***** DATA RECORDS *****
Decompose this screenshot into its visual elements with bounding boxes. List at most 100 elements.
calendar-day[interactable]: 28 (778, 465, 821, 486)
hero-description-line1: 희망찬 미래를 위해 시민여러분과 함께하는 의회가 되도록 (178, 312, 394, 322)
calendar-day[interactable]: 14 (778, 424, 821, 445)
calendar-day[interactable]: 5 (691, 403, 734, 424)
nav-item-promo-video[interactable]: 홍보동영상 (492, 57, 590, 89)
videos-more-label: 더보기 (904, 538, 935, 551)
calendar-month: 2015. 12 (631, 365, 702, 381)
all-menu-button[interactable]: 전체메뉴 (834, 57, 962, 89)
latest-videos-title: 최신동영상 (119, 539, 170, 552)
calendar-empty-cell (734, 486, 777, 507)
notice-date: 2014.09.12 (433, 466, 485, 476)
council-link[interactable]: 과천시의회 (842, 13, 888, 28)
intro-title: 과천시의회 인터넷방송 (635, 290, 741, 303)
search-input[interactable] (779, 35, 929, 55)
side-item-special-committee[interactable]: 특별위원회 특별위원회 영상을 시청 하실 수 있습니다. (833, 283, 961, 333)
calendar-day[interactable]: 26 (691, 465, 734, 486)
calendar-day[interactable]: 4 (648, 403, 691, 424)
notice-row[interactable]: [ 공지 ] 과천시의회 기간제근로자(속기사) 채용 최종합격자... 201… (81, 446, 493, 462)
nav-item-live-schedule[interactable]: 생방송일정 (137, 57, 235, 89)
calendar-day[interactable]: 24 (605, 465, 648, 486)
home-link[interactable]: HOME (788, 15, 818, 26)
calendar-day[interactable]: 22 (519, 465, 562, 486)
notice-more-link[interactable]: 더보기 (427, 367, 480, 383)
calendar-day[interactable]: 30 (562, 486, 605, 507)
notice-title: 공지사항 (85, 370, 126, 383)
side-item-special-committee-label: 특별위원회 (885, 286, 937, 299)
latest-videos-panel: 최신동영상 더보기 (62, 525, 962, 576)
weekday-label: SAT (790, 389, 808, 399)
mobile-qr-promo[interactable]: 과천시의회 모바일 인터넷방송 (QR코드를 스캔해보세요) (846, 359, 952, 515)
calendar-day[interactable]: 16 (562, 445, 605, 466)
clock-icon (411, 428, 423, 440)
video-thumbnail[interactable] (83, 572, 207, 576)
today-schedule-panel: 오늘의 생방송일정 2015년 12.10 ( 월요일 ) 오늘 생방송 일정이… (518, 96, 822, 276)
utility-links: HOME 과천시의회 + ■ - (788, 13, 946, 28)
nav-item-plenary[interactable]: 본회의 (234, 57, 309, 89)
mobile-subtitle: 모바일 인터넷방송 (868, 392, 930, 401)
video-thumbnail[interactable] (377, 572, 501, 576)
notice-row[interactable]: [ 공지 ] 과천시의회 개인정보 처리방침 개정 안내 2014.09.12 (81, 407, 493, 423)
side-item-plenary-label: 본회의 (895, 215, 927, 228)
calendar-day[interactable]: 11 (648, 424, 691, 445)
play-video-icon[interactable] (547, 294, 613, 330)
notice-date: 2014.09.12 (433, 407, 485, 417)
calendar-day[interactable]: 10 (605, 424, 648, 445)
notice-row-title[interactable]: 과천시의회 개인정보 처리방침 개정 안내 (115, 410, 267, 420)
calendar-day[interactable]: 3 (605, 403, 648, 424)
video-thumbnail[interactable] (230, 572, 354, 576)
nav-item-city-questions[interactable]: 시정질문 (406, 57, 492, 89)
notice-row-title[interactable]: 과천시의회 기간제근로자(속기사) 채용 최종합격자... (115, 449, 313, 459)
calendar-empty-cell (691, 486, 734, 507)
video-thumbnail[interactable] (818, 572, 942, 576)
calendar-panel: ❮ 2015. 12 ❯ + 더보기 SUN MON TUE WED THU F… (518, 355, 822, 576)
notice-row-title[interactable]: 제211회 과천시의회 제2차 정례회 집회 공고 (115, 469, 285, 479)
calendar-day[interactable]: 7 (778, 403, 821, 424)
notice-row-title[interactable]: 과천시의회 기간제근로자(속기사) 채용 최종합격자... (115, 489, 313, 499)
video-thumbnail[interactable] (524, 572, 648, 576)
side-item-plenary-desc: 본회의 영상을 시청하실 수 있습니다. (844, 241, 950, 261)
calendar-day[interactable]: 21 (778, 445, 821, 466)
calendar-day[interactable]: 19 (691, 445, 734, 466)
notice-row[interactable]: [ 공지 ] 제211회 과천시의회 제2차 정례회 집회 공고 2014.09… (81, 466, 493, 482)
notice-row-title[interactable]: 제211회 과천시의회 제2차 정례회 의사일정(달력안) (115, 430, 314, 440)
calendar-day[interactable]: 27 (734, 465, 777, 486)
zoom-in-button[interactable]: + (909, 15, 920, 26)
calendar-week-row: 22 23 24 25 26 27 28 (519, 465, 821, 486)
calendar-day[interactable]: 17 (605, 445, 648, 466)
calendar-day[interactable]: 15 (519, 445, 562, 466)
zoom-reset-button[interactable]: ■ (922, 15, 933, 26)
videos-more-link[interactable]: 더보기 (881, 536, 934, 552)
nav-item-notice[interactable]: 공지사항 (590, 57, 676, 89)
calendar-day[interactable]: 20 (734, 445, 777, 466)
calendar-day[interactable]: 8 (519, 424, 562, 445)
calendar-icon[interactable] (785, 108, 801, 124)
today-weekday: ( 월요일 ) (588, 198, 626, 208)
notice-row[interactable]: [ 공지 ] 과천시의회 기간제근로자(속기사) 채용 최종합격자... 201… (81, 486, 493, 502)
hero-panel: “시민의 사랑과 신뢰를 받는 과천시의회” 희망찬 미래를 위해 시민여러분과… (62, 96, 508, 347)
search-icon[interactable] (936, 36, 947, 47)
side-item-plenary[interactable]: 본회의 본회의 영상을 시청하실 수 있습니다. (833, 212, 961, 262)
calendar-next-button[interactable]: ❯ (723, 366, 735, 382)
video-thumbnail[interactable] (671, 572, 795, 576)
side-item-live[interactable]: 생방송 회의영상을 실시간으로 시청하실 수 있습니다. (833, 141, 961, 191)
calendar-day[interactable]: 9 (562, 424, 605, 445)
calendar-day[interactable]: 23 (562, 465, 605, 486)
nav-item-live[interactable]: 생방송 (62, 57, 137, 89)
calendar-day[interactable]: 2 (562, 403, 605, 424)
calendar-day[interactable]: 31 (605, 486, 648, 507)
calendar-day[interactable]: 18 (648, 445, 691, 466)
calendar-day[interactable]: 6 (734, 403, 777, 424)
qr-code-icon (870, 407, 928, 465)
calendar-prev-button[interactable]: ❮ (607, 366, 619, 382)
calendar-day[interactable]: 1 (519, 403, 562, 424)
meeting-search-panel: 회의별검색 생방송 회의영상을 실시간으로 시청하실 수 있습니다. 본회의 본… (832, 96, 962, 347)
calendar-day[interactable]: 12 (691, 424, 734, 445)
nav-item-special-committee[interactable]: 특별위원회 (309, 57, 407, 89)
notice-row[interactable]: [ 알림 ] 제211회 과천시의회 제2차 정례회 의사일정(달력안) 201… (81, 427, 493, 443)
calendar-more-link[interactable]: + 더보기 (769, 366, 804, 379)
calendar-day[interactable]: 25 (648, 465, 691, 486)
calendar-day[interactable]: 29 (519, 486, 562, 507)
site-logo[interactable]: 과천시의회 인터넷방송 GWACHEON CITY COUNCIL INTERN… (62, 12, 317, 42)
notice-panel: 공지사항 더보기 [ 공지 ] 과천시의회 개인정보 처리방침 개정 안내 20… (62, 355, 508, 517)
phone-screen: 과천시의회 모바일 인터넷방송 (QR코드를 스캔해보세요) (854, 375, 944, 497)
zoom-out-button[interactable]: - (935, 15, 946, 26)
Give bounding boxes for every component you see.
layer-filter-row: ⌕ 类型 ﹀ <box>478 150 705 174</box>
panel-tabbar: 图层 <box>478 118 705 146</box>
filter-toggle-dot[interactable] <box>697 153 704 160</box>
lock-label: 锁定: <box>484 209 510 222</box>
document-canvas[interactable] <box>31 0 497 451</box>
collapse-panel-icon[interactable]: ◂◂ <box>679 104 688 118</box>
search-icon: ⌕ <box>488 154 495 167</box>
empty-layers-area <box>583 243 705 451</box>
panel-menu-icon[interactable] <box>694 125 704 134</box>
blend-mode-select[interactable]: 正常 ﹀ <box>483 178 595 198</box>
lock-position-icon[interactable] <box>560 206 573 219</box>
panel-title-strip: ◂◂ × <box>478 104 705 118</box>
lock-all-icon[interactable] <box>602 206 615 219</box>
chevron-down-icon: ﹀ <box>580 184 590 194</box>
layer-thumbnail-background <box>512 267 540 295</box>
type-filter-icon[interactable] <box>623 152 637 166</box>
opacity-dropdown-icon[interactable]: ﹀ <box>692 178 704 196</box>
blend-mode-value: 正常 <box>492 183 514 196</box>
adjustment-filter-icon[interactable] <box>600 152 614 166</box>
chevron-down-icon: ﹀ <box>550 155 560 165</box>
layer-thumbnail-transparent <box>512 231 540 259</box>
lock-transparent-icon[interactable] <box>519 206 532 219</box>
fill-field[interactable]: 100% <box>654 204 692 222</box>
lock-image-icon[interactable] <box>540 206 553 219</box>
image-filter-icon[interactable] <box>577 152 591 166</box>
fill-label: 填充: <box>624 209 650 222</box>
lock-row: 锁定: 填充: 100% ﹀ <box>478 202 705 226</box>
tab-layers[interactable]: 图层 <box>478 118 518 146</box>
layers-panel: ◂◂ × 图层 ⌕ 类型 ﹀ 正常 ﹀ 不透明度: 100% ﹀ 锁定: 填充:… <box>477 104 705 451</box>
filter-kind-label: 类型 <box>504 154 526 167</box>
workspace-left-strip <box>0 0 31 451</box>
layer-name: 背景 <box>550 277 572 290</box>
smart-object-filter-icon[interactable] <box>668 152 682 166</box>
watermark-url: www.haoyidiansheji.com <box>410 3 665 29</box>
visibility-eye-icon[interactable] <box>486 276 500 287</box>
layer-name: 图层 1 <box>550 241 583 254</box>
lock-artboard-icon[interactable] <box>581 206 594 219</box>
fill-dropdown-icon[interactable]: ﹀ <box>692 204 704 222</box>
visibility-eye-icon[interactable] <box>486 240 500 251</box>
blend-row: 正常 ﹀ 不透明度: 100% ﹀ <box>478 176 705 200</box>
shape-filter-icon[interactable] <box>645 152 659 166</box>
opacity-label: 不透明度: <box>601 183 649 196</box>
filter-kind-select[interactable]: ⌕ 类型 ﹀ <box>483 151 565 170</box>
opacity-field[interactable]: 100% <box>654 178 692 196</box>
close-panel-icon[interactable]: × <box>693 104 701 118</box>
*****
*EXERCISE PROMPT*. Put the material above into a numbered list, starting at its first line and stopping after the line that contains "mobile-qr-promo[interactable]: 과천시의회 모바일". Leave out any blank lines.

*THE ANSWER*.
1. Decompose this screenshot into its visual elements with bounding boxes. List at most 100 elements.
2. calendar-day[interactable]: 28 (778, 465, 821, 486)
3. hero-description-line1: 희망찬 미래를 위해 시민여러분과 함께하는 의회가 되도록 (178, 312, 394, 322)
4. calendar-day[interactable]: 14 (778, 424, 821, 445)
5. calendar-day[interactable]: 5 (691, 403, 734, 424)
6. nav-item-promo-video[interactable]: 홍보동영상 (492, 57, 590, 89)
7. videos-more-label: 더보기 (904, 538, 935, 551)
8. calendar-month: 2015. 12 (631, 365, 702, 381)
9. all-menu-button[interactable]: 전체메뉴 (834, 57, 962, 89)
10. latest-videos-title: 최신동영상 (119, 539, 170, 552)
11. calendar-empty-cell (734, 486, 777, 507)
12. notice-date: 2014.09.12 (433, 466, 485, 476)
13. council-link[interactable]: 과천시의회 (842, 13, 888, 28)
14. intro-title: 과천시의회 인터넷방송 (635, 290, 741, 303)
15. search-input[interactable] (779, 35, 929, 55)
16. side-item-special-committee[interactable]: 특별위원회 특별위원회 영상을 시청 하실 수 있습니다. (833, 283, 961, 333)
17. calendar-day[interactable]: 26 (691, 465, 734, 486)
18. calendar-day[interactable]: 4 (648, 403, 691, 424)
19. notice-row[interactable]: [ 공지 ] 과천시의회 기간제근로자(속기사) 채용 최종합격자... 201… (81, 446, 493, 462)
20. nav-item-live-schedule[interactable]: 생방송일정 (137, 57, 235, 89)
21. calendar-day[interactable]: 24 (605, 465, 648, 486)
22. home-link[interactable]: HOME (788, 15, 818, 26)
23. calendar-day[interactable]: 22 (519, 465, 562, 486)
24. notice-more-link[interactable]: 더보기 (427, 367, 480, 383)
25. calendar-day[interactable]: 30 (562, 486, 605, 507)
26. notice-title: 공지사항 (85, 370, 126, 383)
27. side-item-special-committee-label: 특별위원회 (885, 286, 937, 299)
28. latest-videos-panel: 최신동영상 더보기 (62, 525, 962, 576)
29. weekday-label: SAT (790, 389, 808, 399)
30. mobile-qr-promo[interactable]: 과천시의회 모바일 인터넷방송 (QR코드를 스캔해보세요) (846, 359, 952, 515)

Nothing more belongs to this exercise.